==== DATA SUPPLIED ====

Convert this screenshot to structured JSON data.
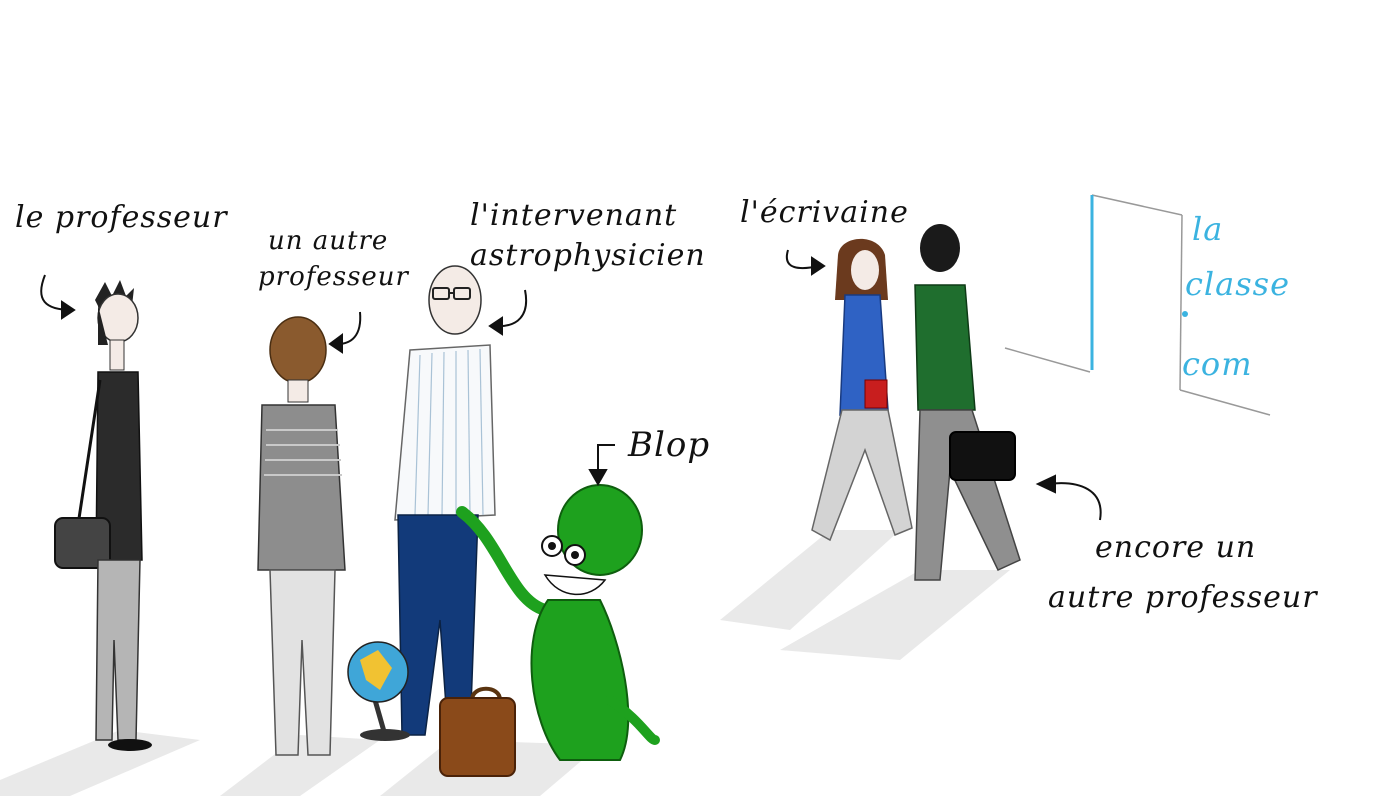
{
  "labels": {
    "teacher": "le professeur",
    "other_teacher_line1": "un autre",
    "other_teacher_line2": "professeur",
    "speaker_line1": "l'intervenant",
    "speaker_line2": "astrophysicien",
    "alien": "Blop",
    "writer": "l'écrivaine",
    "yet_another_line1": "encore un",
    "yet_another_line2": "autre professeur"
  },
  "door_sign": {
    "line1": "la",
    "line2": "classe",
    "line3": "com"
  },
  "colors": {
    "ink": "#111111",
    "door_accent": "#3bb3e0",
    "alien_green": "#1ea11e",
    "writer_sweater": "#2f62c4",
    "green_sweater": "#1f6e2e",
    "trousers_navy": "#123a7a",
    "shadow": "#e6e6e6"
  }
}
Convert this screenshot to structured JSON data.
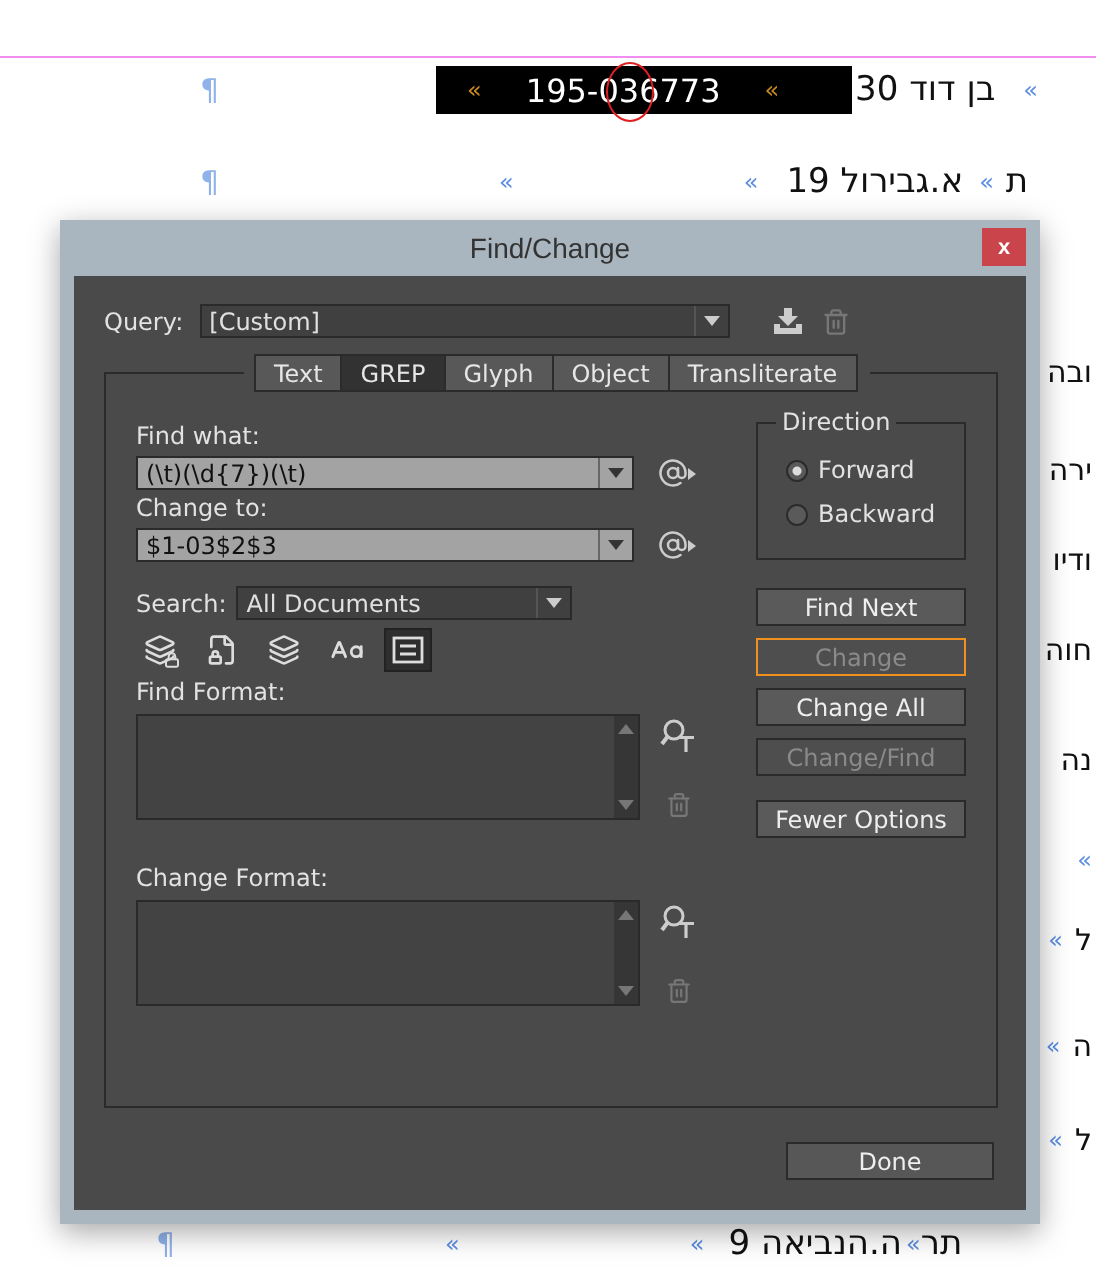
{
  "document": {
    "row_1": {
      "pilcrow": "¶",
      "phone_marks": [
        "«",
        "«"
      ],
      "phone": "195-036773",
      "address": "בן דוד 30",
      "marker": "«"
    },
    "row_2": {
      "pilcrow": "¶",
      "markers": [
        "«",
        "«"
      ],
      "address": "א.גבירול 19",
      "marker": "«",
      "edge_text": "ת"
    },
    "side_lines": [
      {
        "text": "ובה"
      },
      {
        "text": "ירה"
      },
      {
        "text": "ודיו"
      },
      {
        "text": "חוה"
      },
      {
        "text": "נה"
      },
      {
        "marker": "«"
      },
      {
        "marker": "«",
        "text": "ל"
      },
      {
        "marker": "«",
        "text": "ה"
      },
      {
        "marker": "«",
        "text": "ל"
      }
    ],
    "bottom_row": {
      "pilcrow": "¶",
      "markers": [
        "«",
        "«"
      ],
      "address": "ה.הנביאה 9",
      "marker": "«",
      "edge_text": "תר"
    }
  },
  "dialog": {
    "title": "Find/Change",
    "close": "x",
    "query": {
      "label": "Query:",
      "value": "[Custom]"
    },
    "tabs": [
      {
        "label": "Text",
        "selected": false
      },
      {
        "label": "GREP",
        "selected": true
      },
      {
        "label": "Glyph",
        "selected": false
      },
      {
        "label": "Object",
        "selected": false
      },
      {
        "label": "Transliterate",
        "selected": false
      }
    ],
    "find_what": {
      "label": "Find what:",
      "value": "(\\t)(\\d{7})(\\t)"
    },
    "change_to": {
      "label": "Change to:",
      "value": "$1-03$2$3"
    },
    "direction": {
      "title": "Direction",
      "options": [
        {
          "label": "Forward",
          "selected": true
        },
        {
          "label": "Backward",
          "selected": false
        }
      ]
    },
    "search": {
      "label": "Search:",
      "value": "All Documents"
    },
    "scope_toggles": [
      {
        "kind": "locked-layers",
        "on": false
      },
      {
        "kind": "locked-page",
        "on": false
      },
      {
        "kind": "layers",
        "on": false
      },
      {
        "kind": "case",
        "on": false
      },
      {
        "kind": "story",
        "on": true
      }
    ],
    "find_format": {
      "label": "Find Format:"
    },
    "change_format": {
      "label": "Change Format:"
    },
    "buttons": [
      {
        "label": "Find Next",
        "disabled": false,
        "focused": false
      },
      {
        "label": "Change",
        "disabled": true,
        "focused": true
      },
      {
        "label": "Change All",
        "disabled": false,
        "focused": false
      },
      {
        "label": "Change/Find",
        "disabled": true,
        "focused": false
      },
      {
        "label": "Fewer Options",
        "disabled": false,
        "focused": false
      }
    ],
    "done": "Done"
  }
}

====

• [WORK INSTRUCTIONS]: Retype each line of the listing above word for word. Exclude the pictures.

• [SOLUTION BELOW]:
Convert this screenshot to structured JSON data.
{
  "labels": {
    "teacher": "le professeur",
    "other_teacher_line1": "un autre",
    "other_teacher_line2": "professeur",
    "speaker_line1": "l'intervenant",
    "speaker_line2": "astrophysicien",
    "alien": "Blop",
    "writer": "l'écrivaine",
    "yet_another_line1": "encore un",
    "yet_another_line2": "autre professeur"
  },
  "door_sign": {
    "line1": "la",
    "line2": "classe",
    "line3": "com"
  },
  "colors": {
    "ink": "#111111",
    "door_accent": "#3bb3e0",
    "alien_green": "#1ea11e",
    "writer_sweater": "#2f62c4",
    "green_sweater": "#1f6e2e",
    "trousers_navy": "#123a7a",
    "shadow": "#e6e6e6"
  }
}
Convert this screenshot to structured JSON data.
{
  "document": {
    "row_1": {
      "pilcrow": "¶",
      "phone_marks": [
        "«",
        "«"
      ],
      "phone": "195-036773",
      "address": "בן דוד 30",
      "marker": "«"
    },
    "row_2": {
      "pilcrow": "¶",
      "markers": [
        "«",
        "«"
      ],
      "address": "א.גבירול 19",
      "marker": "«",
      "edge_text": "ת"
    },
    "side_lines": [
      {
        "text": "ובה"
      },
      {
        "text": "ירה"
      },
      {
        "text": "ודיו"
      },
      {
        "text": "חוה"
      },
      {
        "text": "נה"
      },
      {
        "marker": "«"
      },
      {
        "marker": "«",
        "text": "ל"
      },
      {
        "marker": "«",
        "text": "ה"
      },
      {
        "marker": "«",
        "text": "ל"
      }
    ],
    "bottom_row": {
      "pilcrow": "¶",
      "markers": [
        "«",
        "«"
      ],
      "address": "ה.הנביאה 9",
      "marker": "«",
      "edge_text": "תר"
    }
  },
  "dialog": {
    "title": "Find/Change",
    "close": "x",
    "query": {
      "label": "Query:",
      "value": "[Custom]"
    },
    "tabs": [
      {
        "label": "Text",
        "selected": false
      },
      {
        "label": "GREP",
        "selected": true
      },
      {
        "label": "Glyph",
        "selected": false
      },
      {
        "label": "Object",
        "selected": false
      },
      {
        "label": "Transliterate",
        "selected": false
      }
    ],
    "find_what": {
      "label": "Find what:",
      "value": "(\\t)(\\d{7})(\\t)"
    },
    "change_to": {
      "label": "Change to:",
      "value": "$1-03$2$3"
    },
    "direction": {
      "title": "Direction",
      "options": [
        {
          "label": "Forward",
          "selected": true
        },
        {
          "label": "Backward",
          "selected": false
        }
      ]
    },
    "search": {
      "label": "Search:",
      "value": "All Documents"
    },
    "scope_toggles": [
      {
        "kind": "locked-layers",
        "on": false
      },
      {
        "kind": "locked-page",
        "on": false
      },
      {
        "kind": "layers",
        "on": false
      },
      {
        "kind": "case",
        "on": false
      },
      {
        "kind": "story",
        "on": true
      }
    ],
    "find_format": {
      "label": "Find Format:"
    },
    "change_format": {
      "label": "Change Format:"
    },
    "buttons": [
      {
        "label": "Find Next",
        "disabled": false,
        "focused": false
      },
      {
        "label": "Change",
        "disabled": true,
        "focused": true
      },
      {
        "label": "Change All",
        "disabled": false,
        "focused": false
      },
      {
        "label": "Change/Find",
        "disabled": true,
        "focused": false
      },
      {
        "label": "Fewer Options",
        "disabled": false,
        "focused": false
      }
    ],
    "done": "Done"
  }
}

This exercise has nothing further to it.